## Your task:
Skip the pictures. Reproduce all other material exactly.

□ □ □

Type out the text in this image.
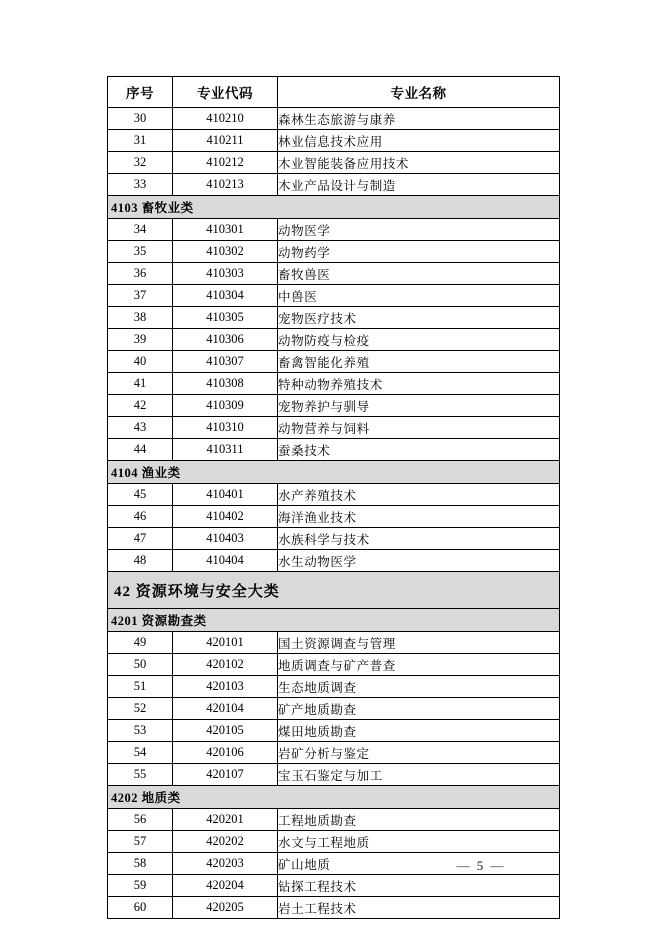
序号	专业代码	专业名称
30	410210	森林生态旅游与康养
31	410211	林业信息技术应用
32	410212	木业智能装备应用技术
33	410213	木业产品设计与制造
4103 畜牧业类		
34	410301	动物医学
35	410302	动物药学
36	410303	畜牧兽医
37	410304	中兽医
38	410305	宠物医疗技术
39	410306	动物防疫与检疫
40	410307	畜禽智能化养殖
41	410308	特种动物养殖技术
42	410309	宠物养护与驯导
43	410310	动物营养与饲料
44	410311	蚕桑技术
4104 渔业类		
45	410401	水产养殖技术
46	410402	海洋渔业技术
47	410403	水族科学与技术
48	410404	水生动物医学
42 资源环境与安全大类		
4201 资源勘查类		
49	420101	国土资源调查与管理
50	420102	地质调查与矿产普查
51	420103	生态地质调查
52	420104	矿产地质勘查
53	420105	煤田地质勘查
54	420106	岩矿分析与鉴定
55	420107	宝玉石鉴定与加工
4202 地质类		
56	420201	工程地质勘查
57	420202	水文与工程地质
58	420203	矿山地质
59	420204	钻探工程技术
60	420205	岩土工程技术
— 5 —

□ □ □

## Task answer:
Type out the text in this image.
序号	专业代码	专业名称
30	410210	森林生态旅游与康养
31	410211	林业信息技术应用
32	410212	木业智能装备应用技术
33	410213	木业产品设计与制造
4103 畜牧业类		
34	410301	动物医学
35	410302	动物药学
36	410303	畜牧兽医
37	410304	中兽医
38	410305	宠物医疗技术
39	410306	动物防疫与检疫
40	410307	畜禽智能化养殖
41	410308	特种动物养殖技术
42	410309	宠物养护与驯导
43	410310	动物营养与饲料
44	410311	蚕桑技术
4104 渔业类		
45	410401	水产养殖技术
46	410402	海洋渔业技术
47	410403	水族科学与技术
48	410404	水生动物医学
42 资源环境与安全大类		
4201 资源勘查类		
49	420101	国土资源调查与管理
50	420102	地质调查与矿产普查
51	420103	生态地质调查
52	420104	矿产地质勘查
53	420105	煤田地质勘查
54	420106	岩矿分析与鉴定
55	420107	宝玉石鉴定与加工
4202 地质类		
56	420201	工程地质勘查
57	420202	水文与工程地质
58	420203	矿山地质
59	420204	钻探工程技术
60	420205	岩土工程技术
— 5 —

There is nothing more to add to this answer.